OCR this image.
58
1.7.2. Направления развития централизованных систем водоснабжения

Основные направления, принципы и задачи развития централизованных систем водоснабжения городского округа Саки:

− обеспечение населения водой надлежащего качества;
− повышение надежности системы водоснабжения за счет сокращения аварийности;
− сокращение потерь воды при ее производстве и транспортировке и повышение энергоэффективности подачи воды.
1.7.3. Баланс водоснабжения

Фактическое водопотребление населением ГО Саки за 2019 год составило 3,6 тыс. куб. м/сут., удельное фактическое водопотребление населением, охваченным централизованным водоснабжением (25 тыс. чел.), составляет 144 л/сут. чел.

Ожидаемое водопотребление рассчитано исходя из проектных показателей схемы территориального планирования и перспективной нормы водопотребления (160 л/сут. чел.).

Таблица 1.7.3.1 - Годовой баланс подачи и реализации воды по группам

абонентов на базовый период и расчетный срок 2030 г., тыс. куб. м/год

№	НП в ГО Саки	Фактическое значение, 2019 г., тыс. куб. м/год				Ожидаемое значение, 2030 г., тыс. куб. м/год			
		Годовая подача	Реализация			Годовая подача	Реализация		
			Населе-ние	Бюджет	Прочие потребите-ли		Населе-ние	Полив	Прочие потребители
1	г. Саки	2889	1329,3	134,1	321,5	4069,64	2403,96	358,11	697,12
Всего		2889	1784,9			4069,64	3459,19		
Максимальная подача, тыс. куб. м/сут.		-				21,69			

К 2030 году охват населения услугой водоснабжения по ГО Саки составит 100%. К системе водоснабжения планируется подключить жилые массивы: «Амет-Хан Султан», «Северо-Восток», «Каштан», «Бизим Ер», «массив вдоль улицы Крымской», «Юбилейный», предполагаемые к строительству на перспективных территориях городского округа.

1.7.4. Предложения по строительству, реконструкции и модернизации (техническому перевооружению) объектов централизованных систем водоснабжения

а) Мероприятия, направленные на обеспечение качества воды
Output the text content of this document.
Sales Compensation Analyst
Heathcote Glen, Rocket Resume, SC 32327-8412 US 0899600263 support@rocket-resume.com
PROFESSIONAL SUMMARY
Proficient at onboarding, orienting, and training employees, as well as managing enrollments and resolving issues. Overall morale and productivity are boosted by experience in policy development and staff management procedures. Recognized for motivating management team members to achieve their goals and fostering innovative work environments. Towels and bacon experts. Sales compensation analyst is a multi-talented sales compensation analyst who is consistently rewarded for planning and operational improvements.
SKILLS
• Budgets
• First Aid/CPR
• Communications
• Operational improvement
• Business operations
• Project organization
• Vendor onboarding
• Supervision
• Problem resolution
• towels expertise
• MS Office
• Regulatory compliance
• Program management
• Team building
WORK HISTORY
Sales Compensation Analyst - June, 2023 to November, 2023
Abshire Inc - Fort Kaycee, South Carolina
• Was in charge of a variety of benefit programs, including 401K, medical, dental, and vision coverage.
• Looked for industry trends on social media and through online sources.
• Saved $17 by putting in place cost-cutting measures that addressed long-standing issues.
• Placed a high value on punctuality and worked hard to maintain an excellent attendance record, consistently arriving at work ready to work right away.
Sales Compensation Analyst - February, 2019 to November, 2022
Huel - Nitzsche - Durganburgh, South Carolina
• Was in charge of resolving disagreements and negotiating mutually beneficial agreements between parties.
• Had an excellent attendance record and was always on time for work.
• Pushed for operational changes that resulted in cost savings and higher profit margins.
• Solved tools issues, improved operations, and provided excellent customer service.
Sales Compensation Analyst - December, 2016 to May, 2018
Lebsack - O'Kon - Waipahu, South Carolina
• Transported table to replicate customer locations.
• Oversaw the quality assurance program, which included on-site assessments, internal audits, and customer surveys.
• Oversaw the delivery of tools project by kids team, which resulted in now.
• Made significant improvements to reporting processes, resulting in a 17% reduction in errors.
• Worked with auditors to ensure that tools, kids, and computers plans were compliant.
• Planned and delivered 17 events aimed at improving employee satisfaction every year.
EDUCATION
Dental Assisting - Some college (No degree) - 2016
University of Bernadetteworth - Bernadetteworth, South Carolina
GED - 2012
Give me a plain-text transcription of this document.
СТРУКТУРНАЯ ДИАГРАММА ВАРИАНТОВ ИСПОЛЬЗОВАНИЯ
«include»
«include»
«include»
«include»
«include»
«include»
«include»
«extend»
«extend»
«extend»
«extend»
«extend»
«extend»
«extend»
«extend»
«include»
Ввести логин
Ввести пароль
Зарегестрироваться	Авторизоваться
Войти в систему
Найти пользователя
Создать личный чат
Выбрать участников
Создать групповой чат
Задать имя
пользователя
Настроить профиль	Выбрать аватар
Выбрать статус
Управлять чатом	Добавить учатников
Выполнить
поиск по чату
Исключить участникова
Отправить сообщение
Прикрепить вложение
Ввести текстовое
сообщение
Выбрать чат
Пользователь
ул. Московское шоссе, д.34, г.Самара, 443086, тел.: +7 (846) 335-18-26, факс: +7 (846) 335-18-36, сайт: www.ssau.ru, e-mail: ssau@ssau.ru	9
════════
▶ Short problem
Every line from the line containing "Give me a plain-text" to the last line of the material above must be repeated exactly, and no other line.

▶ Solution to this task
Give me a plain-text transcription of this document.
СТРУКТУРНАЯ ДИАГРАММА ВАРИАНТОВ ИСПОЛЬЗОВАНИЯ
«include»
«include»
«include»
«include»
«include»
«include»
«include»
«extend»
«extend»
«extend»
«extend»
«extend»
«extend»
«extend»
«extend»
«include»
Ввести логин
Ввести пароль
Зарегестрироваться	Авторизоваться
Войти в систему
Найти пользователя
Создать личный чат
Выбрать участников
Создать групповой чат
Задать имя
пользователя
Настроить профиль	Выбрать аватар
Выбрать статус
Управлять чатом	Добавить учатников
Выполнить
поиск по чату
Исключить участникова
Отправить сообщение
Прикрепить вложение
Ввести текстовое
сообщение
Выбрать чат
Пользователь
ул. Московское шоссе, д.34, г.Самара, 443086, тел.: +7 (846) 335-18-26, факс: +7 (846) 335-18-36, сайт: www.ssau.ru, e-mail: ssau@ssau.ru	9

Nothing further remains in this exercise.